READING PASSAGE START

Healing Script part 1: Candle


This story took place in Syria, May 2007. It is a true story that, looking back, still amazes me. I expect this kind of healing to happen to others rather than myself.

Many people may find it difficult to accept my accounts of what happened, label them as unscientific and thus impossible. It definitely does not fit in the healing modality of western medicine. For others it will make sense.

I did see a western trained doctor for the fever I was experiencing before this story unfolded. His solution was to suppress the fever with medication, without investigating what the cause may be. I did not like that option and chose an alternative way, of being with the fevers and see what happens...

This story is about what happened when I checked in at an ancient monastery in the mountains of the Syrian desert, a place where I sought refuge from the heat, noise and pollution of Syrian cities.

What happened in this orthodox Syrian monastery was quite unorthodox. As a woman staying there said: "You never know what will happen here, people do not seem to be in control".
The story has been spread out over six individual posts, to aid a speedy uploading and downloading. Please read the six posts as one. Marcel.

Healing Script part 1: Candle

I sat down in a dark corner at the back.
No one could see me, or my crappy mood.
Yet I, could see everybody.

It was supposed to be a silent meditation,
But people walked out, walked back in,
Rustled pages and talked,
Not whispered but talked!

It fueled my growing agitation,
Triggered earlier,
By someone questioning my reluctance to see a doctor,
And heal the persistent fevers with rest instead.
All I wanted was space and time,
As if I was home.

READING PASSAGE END
SUPPLIED DATA START

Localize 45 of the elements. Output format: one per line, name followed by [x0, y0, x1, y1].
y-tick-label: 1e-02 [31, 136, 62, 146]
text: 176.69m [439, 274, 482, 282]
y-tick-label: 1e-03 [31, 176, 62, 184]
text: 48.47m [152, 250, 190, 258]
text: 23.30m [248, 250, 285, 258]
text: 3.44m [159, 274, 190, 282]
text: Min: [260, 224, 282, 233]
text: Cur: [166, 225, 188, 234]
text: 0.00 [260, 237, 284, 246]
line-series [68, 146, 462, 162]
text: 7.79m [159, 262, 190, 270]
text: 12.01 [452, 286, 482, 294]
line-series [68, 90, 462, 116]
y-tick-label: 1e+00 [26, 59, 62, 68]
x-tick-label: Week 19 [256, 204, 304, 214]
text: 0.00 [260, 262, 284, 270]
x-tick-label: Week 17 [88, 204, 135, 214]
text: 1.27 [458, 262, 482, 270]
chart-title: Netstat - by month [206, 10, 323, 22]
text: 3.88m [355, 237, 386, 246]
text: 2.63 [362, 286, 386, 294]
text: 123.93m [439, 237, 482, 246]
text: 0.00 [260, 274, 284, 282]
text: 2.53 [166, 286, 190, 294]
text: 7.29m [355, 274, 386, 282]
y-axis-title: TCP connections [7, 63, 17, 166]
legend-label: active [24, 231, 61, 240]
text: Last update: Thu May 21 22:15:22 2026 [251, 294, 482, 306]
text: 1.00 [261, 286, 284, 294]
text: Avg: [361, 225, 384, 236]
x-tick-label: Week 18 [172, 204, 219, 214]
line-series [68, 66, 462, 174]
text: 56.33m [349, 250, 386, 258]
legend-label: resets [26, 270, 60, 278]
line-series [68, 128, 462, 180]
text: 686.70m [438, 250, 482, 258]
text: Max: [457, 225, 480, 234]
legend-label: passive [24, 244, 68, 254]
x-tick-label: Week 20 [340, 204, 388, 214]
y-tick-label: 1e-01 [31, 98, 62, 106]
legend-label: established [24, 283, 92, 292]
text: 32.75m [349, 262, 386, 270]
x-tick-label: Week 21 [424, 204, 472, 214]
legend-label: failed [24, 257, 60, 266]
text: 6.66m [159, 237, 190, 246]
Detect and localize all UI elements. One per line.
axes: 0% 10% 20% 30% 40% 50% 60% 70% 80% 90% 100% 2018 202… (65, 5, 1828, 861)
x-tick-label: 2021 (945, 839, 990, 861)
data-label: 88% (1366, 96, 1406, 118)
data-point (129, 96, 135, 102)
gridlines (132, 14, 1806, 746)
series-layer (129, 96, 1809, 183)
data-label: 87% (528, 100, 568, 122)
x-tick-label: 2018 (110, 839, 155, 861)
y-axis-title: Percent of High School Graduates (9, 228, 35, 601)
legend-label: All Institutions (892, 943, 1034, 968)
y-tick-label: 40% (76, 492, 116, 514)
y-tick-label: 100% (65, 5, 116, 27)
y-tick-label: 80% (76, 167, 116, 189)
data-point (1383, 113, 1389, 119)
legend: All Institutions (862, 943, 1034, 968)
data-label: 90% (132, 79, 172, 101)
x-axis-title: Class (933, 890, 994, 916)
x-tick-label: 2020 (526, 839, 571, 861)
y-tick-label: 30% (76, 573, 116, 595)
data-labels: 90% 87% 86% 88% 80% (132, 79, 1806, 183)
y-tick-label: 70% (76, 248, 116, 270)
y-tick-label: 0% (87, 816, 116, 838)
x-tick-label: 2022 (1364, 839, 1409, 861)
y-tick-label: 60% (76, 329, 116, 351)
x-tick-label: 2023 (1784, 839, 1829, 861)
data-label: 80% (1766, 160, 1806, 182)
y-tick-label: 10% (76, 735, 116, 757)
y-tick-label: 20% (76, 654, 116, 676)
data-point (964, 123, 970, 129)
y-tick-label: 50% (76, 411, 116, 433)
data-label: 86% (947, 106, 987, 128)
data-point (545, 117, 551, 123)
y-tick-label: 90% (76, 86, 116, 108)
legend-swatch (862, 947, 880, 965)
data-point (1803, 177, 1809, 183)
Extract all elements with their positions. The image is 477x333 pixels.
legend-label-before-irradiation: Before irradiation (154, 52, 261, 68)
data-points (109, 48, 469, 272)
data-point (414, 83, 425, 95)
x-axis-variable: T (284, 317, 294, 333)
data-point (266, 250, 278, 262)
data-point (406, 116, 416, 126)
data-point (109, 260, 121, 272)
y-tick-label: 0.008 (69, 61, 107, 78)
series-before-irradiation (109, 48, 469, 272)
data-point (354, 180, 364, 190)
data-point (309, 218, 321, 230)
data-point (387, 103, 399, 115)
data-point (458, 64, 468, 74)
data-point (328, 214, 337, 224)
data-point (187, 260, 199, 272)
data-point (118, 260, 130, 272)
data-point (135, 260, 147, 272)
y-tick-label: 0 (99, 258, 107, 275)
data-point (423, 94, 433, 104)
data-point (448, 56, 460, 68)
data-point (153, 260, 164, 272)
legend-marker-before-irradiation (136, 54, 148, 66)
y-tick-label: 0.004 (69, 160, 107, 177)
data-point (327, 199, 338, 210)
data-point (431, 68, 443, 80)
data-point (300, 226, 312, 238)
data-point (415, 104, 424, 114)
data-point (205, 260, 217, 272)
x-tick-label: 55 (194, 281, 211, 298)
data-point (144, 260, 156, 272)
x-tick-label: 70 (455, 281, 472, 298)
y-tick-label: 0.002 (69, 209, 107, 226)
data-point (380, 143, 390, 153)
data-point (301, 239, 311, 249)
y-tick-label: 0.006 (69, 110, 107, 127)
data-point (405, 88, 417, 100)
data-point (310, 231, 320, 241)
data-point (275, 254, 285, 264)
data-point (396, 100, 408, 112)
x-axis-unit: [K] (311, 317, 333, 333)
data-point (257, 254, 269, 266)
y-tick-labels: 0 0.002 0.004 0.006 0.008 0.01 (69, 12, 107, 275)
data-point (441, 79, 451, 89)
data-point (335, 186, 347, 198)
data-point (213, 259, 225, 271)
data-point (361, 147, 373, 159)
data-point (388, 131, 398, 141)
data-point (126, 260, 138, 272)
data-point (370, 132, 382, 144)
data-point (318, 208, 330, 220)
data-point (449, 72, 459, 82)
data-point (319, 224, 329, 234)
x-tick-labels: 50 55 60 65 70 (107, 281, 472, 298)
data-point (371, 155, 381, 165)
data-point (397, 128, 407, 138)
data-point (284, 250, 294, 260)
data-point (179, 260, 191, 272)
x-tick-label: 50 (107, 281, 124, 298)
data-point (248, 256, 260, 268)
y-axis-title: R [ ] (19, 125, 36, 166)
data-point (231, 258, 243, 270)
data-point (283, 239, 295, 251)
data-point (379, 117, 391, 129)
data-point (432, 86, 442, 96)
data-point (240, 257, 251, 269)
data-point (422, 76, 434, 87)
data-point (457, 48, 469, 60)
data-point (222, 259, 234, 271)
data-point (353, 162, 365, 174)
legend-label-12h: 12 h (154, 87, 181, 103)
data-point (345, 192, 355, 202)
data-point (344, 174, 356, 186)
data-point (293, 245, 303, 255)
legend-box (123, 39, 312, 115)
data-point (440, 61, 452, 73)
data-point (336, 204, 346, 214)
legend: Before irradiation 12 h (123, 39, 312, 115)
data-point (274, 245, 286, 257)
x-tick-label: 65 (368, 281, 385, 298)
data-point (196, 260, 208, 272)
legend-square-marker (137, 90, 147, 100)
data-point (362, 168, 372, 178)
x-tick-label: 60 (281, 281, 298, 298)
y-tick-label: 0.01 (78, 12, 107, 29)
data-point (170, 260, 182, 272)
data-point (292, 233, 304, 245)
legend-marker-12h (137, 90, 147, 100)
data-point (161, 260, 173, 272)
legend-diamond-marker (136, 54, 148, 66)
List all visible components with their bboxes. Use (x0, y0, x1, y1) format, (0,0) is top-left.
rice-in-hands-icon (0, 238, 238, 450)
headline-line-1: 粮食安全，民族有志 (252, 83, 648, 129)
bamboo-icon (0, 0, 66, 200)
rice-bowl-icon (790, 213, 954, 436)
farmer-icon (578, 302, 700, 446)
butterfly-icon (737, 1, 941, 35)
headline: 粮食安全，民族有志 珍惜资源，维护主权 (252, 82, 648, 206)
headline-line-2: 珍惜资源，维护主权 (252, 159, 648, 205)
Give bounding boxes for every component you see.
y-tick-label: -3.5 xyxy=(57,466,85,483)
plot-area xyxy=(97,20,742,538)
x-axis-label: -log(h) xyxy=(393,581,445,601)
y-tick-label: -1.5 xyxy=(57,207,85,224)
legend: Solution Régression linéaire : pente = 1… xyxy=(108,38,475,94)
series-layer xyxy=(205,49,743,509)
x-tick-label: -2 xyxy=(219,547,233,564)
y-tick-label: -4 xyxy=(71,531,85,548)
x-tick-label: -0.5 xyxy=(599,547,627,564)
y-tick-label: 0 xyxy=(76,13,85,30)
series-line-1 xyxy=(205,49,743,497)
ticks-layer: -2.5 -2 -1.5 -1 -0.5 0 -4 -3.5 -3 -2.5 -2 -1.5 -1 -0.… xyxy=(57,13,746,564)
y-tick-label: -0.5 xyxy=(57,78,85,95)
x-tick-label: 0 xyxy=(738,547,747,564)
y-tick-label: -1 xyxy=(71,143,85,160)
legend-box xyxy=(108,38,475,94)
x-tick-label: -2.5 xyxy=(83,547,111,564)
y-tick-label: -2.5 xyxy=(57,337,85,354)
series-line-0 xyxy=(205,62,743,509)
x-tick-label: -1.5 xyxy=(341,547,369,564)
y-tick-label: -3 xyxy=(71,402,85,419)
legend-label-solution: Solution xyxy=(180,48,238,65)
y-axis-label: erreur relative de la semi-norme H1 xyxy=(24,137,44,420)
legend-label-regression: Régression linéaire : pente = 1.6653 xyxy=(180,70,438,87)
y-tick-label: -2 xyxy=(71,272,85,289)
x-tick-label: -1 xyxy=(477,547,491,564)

SUPPLIED DATA END

WHAT THIS TASK INVOLVES: Write the next part of the Syrian monastery story, beginning after its last line, "As if I was home." These items come from a separate source.

SOLVED PROBLEM:
I’d hoped to gain inner peace,
But when the meditation was over I was so resentful,
So critical of everything and everyone around me…
…I became aware,
Sank deeper into the shadow,
To observe the battle in my mind.

Candles were lit for the mass that followed.
A monk disturbed those sitting in the aisles,
Herding them back to the central nave.
Thank God he let me be.
I was not in the mood to be an obedient sheep.

A well-meaning Soul placed a candle right in front of me.
"No!", I wanted to scream.
“I don’t want any light.
I want to bathe in shadow,
hide in darkness,
Feel sorry for myself,
Just be,
Be with my inner battle and raging fever".

But I remained mute.
I need not panic.
One candle was not bright enough to interfere with my darkness.

Healing Script part 2: Home

Mar Musa Monastery, Syria

Singing announced the start of mass.
It dislodged within me intense emotions from unknown times.
I felt sad, so sad,
So alone.With eyes closed,
I felt violent sobs hiccuping from the depth of my being.
As they rose their pain evaporated,
Before reaching my vocal cords.

With eyes closed,
I felt noxious scripts regurgitating from the past.
As they rose their poison neutralised,
Before reaching my mind.

This nomad was feeling sick,
Very sick.
Agh... homesick!

Every stone of this ancient monastery echoes Spiritual essence.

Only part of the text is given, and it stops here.